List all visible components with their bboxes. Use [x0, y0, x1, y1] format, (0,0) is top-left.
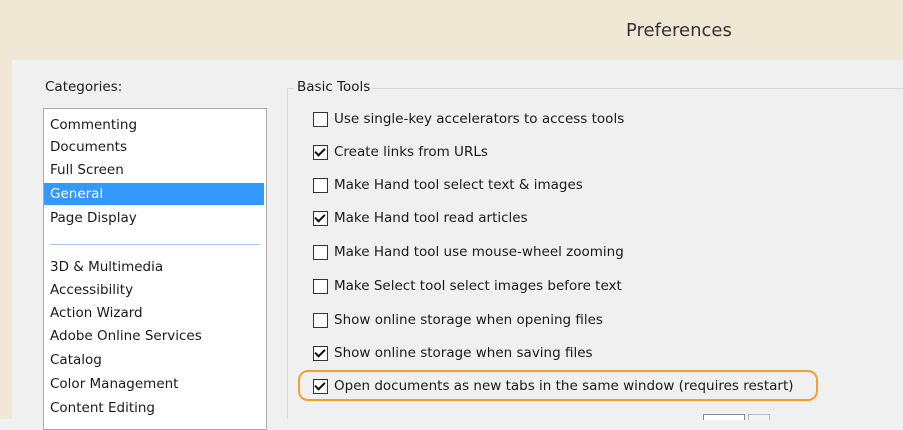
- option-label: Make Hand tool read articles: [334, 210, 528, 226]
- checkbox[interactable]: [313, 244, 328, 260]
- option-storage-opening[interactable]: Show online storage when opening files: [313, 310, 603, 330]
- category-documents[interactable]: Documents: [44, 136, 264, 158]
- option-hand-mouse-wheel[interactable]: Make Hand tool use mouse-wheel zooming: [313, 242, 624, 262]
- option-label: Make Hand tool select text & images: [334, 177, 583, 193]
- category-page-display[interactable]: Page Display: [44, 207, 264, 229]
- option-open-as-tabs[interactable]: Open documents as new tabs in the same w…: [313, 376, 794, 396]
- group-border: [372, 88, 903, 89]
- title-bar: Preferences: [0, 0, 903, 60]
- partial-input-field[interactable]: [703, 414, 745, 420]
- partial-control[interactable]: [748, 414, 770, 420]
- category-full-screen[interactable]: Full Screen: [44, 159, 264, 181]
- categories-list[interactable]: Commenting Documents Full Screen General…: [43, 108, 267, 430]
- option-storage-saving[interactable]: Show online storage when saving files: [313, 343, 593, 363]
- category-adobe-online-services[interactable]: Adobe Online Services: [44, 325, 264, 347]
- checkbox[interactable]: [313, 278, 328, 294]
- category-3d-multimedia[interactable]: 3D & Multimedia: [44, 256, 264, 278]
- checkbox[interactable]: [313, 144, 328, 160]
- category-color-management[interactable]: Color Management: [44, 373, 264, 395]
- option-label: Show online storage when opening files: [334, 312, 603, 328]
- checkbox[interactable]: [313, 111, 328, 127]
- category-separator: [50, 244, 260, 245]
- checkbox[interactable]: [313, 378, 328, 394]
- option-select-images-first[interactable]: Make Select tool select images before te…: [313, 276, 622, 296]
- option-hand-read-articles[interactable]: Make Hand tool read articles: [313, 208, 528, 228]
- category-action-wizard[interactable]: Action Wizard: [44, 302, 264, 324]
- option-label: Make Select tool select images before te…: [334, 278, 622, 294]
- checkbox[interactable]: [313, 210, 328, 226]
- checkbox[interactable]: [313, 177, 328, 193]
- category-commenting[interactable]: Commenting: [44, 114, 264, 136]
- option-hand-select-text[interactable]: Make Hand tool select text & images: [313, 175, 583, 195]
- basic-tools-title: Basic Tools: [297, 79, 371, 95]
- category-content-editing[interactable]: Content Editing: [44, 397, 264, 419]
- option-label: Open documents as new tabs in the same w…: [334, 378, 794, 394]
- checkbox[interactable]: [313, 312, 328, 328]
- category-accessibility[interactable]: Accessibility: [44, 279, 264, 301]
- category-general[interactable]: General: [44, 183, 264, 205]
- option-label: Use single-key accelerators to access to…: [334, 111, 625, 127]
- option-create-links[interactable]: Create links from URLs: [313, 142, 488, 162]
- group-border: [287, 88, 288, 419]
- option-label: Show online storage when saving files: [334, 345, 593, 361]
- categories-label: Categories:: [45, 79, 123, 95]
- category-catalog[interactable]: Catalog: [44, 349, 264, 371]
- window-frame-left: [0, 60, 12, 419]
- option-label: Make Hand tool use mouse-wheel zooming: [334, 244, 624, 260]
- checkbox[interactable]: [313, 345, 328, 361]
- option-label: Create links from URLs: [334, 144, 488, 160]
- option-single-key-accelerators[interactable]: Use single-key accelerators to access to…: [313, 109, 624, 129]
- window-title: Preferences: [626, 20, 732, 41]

+---+

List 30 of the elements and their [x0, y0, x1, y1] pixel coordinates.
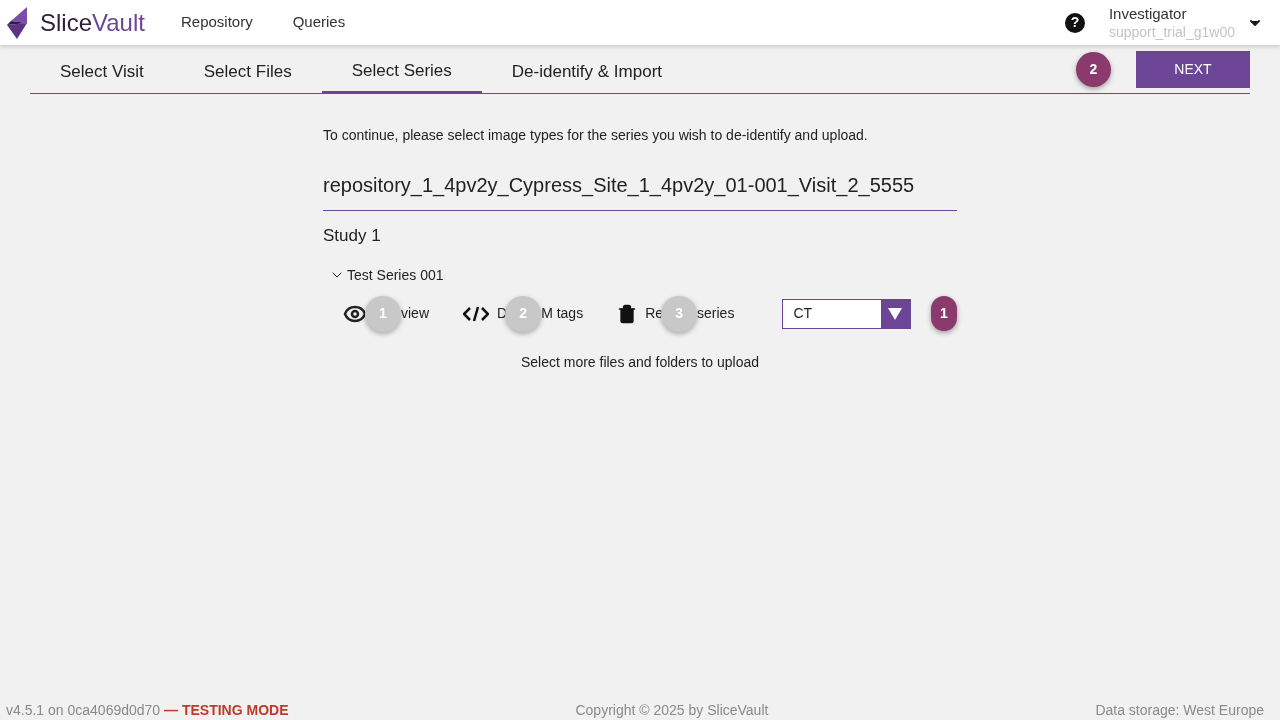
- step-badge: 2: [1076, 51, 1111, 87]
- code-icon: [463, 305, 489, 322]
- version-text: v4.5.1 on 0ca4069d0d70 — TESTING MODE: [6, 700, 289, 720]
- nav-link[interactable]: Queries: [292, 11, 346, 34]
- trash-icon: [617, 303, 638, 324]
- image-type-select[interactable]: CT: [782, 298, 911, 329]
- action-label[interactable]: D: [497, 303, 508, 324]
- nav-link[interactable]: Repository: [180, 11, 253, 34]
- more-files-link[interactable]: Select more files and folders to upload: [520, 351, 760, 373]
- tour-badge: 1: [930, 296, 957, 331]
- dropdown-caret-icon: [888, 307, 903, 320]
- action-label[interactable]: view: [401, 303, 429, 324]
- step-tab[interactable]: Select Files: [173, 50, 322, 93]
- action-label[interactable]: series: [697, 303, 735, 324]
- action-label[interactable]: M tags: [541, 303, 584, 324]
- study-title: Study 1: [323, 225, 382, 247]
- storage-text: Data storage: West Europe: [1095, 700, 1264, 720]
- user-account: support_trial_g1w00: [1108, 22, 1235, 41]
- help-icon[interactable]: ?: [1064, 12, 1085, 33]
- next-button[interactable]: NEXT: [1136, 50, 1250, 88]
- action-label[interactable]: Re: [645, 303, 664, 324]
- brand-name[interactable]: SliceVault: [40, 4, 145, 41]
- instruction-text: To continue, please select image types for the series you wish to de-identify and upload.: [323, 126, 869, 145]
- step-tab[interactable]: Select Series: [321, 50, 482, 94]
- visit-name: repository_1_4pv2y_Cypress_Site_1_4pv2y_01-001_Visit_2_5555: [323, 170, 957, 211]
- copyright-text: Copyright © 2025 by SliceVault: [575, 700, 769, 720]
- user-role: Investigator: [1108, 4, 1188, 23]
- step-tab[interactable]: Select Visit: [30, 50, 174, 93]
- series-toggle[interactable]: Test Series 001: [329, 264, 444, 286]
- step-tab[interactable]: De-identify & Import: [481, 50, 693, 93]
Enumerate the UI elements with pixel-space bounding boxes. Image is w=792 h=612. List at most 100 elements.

+---+

**Stated problem**
Please copy the lines of the items verbatim, starting at the line that contains "- step-badge: 2: [1076, 51, 1111, 87]" and ending with the line that contains "- study-title: Study 1: [323, 225, 382, 247]".

**Answer in full**
- step-badge: 2: [1076, 51, 1111, 87]
- code-icon: [463, 305, 489, 322]
- version-text: v4.5.1 on 0ca4069d0d70 — TESTING MODE: [6, 700, 289, 720]
- nav-link[interactable]: Queries: [292, 11, 346, 34]
- trash-icon: [617, 303, 638, 324]
- image-type-select[interactable]: CT: [782, 298, 911, 329]
- action-label[interactable]: D: [497, 303, 508, 324]
- nav-link[interactable]: Repository: [180, 11, 253, 34]
- more-files-link[interactable]: Select more files and folders to upload: [520, 351, 760, 373]
- tour-badge: 1: [930, 296, 957, 331]
- dropdown-caret-icon: [888, 307, 903, 320]
- action-label[interactable]: view: [401, 303, 429, 324]
- step-tab[interactable]: Select Files: [173, 50, 322, 93]
- action-label[interactable]: series: [697, 303, 735, 324]
- action-label[interactable]: M tags: [541, 303, 584, 324]
- study-title: Study 1: [323, 225, 382, 247]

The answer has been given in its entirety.